%%

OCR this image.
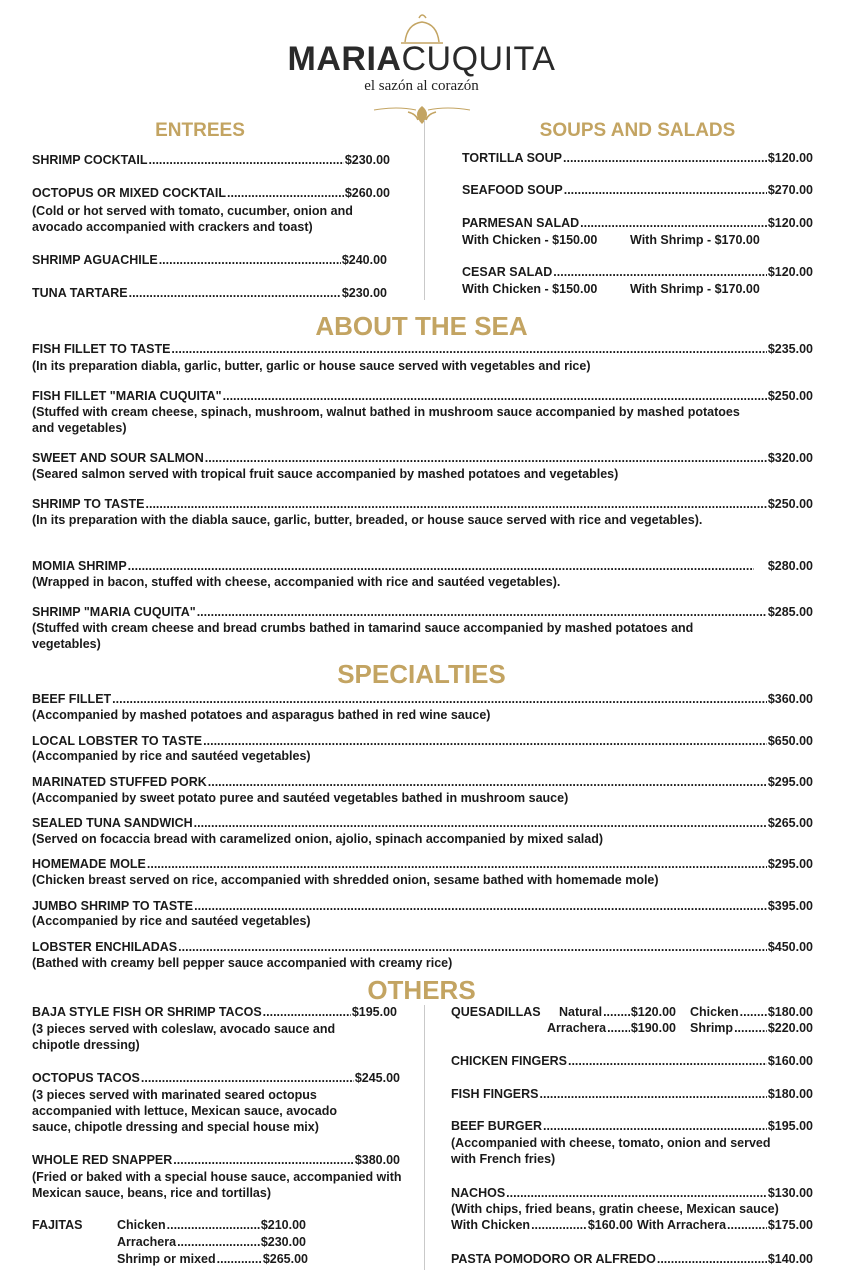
MARIACUQUITA
el sazón al corazón
ENTREES	SOUPS AND SALADS
ABOUT THE SEA
SPECIALTIES
OTHERS
SHRIMP COCKTAIL .....	$230.00
OCTOPUS OR MIXED COCKTAIL .....	$260.00
(Cold or hot served with tomato, cucumber, onion and avocado accompanied with crackers and toast)
SHRIMP AGUACHILE .....	$240.00
TUNA TARTARE .....	$230.00
TORTILLA SOUP .....	$120.00
SEAFOOD SOUP .....	$270.00
PARMESAN SALAD .....	$120.00
With Chicken - $150.00	With Shrimp - $170.00
CESAR SALAD .....	$120.00
With Chicken - $150.00	With Shrimp - $170.00
FISH FILLET TO TASTE .....	$235.00
(In its preparation diabla, garlic, butter, garlic or house sauce served with vegetables and rice)
FISH FILLET "MARIA CUQUITA" .....	$250.00
(Stuffed with cream cheese, spinach, mushroom, walnut bathed in mushroom sauce accompanied by mashed potatoes and vegetables)
SWEET AND SOUR SALMON .....	$320.00
(Seared salmon served with tropical fruit sauce accompanied by mashed potatoes and vegetables)
SHRIMP TO TASTE .....	$250.00
(In its preparation with the diabla sauce, garlic, butter, breaded, or house sauce served with rice and vegetables).
MOMIA SHRIMP .....	$280.00
(Wrapped in bacon, stuffed with cheese, accompanied with rice and sautéed vegetables).
SHRIMP "MARIA CUQUITA" .....	$285.00
(Stuffed with cream cheese and bread crumbs bathed in tamarind sauce accompanied by mashed potatoes and vegetables)
BEEF FILLET .....	$360.00
(Accompanied by mashed potatoes and asparagus bathed in red wine sauce)
LOCAL LOBSTER TO TASTE .....	$650.00
(Accompanied by rice and sautéed vegetables)
MARINATED STUFFED PORK .....	$295.00
(Accompanied by sweet potato puree and sautéed vegetables bathed in mushroom sauce)
SEALED TUNA SANDWICH .....	$265.00
(Served on focaccia bread with caramelized onion, ajolio, spinach accompanied by mixed salad)
HOMEMADE MOLE .....	$295.00
(Chicken breast served on rice, accompanied with shredded onion, sesame bathed with homemade mole)
JUMBO SHRIMP TO TASTE .....	$395.00
(Accompanied by rice and sautéed vegetables)
LOBSTER ENCHILADAS .....	$450.00
(Bathed with creamy bell pepper sauce accompanied with creamy rice)
BAJA STYLE FISH OR SHRIMP TACOS .....	$195.00
(3 pieces served with coleslaw, avocado sauce and chipotle dressing)
OCTOPUS TACOS .....	$245.00
(3 pieces served with marinated seared octopus accompanied with lettuce, Mexican sauce, avocado sauce, chipotle dressing and special house mix)
WHOLE RED SNAPPER .....	$380.00
(Fried or baked with a special house sauce, accompanied with Mexican sauce, beans, rice and tortillas)
FAJITAS	Chicken .....	$210.00
Arrachera .....	$230.00
Shrimp or mixed .....	$265.00
QUESADILLAS Natural ..... $120.00 Chicken ..... $180.00
Arrachera ..... $190.00 Shrimp .....	$220.00
CHICKEN FINGERS .....	$160.00
FISH FINGERS .....	$180.00
BEEF BURGER .....	$195.00
(Accompanied with cheese, tomato, onion and served with French fries)
NACHOS .....	$130.00
(With chips, fried beans, gratin cheese, Mexican sauce)
With Chicken .....	$160.00 With Arrachera .....	$175.00
PASTA POMODORO OR ALFREDO .....	$140.00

%%

Where a line of the data holds "chipotle", show that line.

(3 pieces served with coleslaw, avocado sauce and chipotle dressing)
(3 pieces served with marinated seared octopus accompanied with lettuce, Mexican sauce, avocado sauce, chipotle dressing and special house mix)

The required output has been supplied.